Saved data entries
---

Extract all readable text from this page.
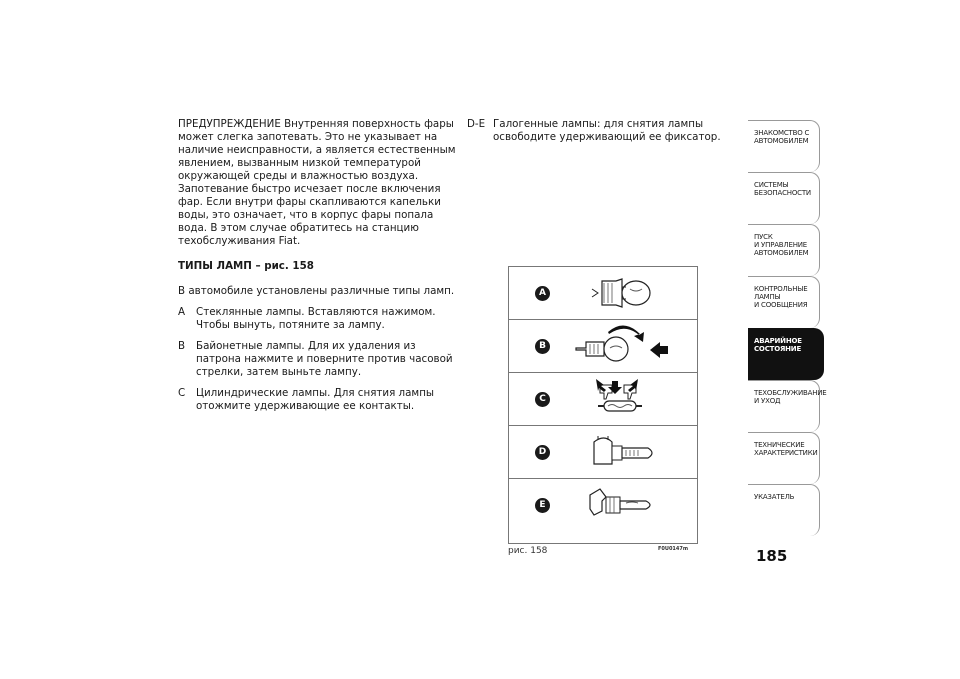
ПРЕДУПРЕЖДЕНИЕ Внутренняя поверхность фары может слегка запотевать. Это не указывает на наличие неисправности, а является естественным явлением, вызванным низкой температурой окружающей среды и влажностью воздуха. Запотевание быстро исчезает после включения фар. Если внутри фары скапливаются капельки воды, это означает, что в корпус фары попала вода. В этом случае обратитесь на станцию техобслуживания Fiat.

ТИПЫ ЛАМП – рис. 158

В автомобиле установлены различные типы ламп.

A	Стеклянные лампы. Вставляются нажимом. Чтобы вынуть, потяните за лампу.
B	Байонетные лампы. Для их удаления из патрона нажмите и поверните против часовой стрелки, затем выньте лампу.
C	Цилиндрические лампы. Для снятия лампы отожмите удерживающие ее контакты.
D-E Галогенные лампы: для снятия лампы освободите удерживающий ее фиксатор.
A
B
C
D
E
рис. 158	F0U0147m
ЗНАКОМСТВО С
АВТОМОБИЛЕМ
СИСТЕМЫ
БЕЗОПАСНОСТИ
ПУСК
И УПРАВЛЕНИЕ
АВТОМОБИЛЕМ
КОНТРОЛЬНЫЕ
ЛАМПЫ
И СООБЩЕНИЯ
АВАРИЙНОЕ
СОСТОЯНИЕ
ТЕХОБСЛУЖИВАНИЕ
И УХОД
ТЕХНИЧЕСКИЕ
ХАРАКТЕРИСТИКИ
УКАЗАТЕЛЬ
185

---

THE PROBLEM
Every record above should be written out again exactly; the pictures stay out of the copy.

RESULT OF THE TASK
Extract all readable text from this page.
ПРЕДУПРЕЖДЕНИЕ Внутренняя поверхность фары может слегка запотевать. Это не указывает на наличие неисправности, а является естественным явлением, вызванным низкой температурой окружающей среды и влажностью воздуха. Запотевание быстро исчезает после включения фар. Если внутри фары скапливаются капельки воды, это означает, что в корпус фары попала вода. В этом случае обратитесь на станцию техобслуживания Fiat.

ТИПЫ ЛАМП – рис. 158

В автомобиле установлены различные типы ламп.

A	Стеклянные лампы. Вставляются нажимом. Чтобы вынуть, потяните за лампу.
B	Байонетные лампы. Для их удаления из патрона нажмите и поверните против часовой стрелки, затем выньте лампу.
C	Цилиндрические лампы. Для снятия лампы отожмите удерживающие ее контакты.
D-E Галогенные лампы: для снятия лампы освободите удерживающий ее фиксатор.
A
B
C
D
E
рис. 158	F0U0147m
ЗНАКОМСТВО С
АВТОМОБИЛЕМ
СИСТЕМЫ
БЕЗОПАСНОСТИ
ПУСК
И УПРАВЛЕНИЕ
АВТОМОБИЛЕМ
КОНТРОЛЬНЫЕ
ЛАМПЫ
И СООБЩЕНИЯ
АВАРИЙНОЕ
СОСТОЯНИЕ
ТЕХОБСЛУЖИВАНИЕ
И УХОД
ТЕХНИЧЕСКИЕ
ХАРАКТЕРИСТИКИ
УКАЗАТЕЛЬ
185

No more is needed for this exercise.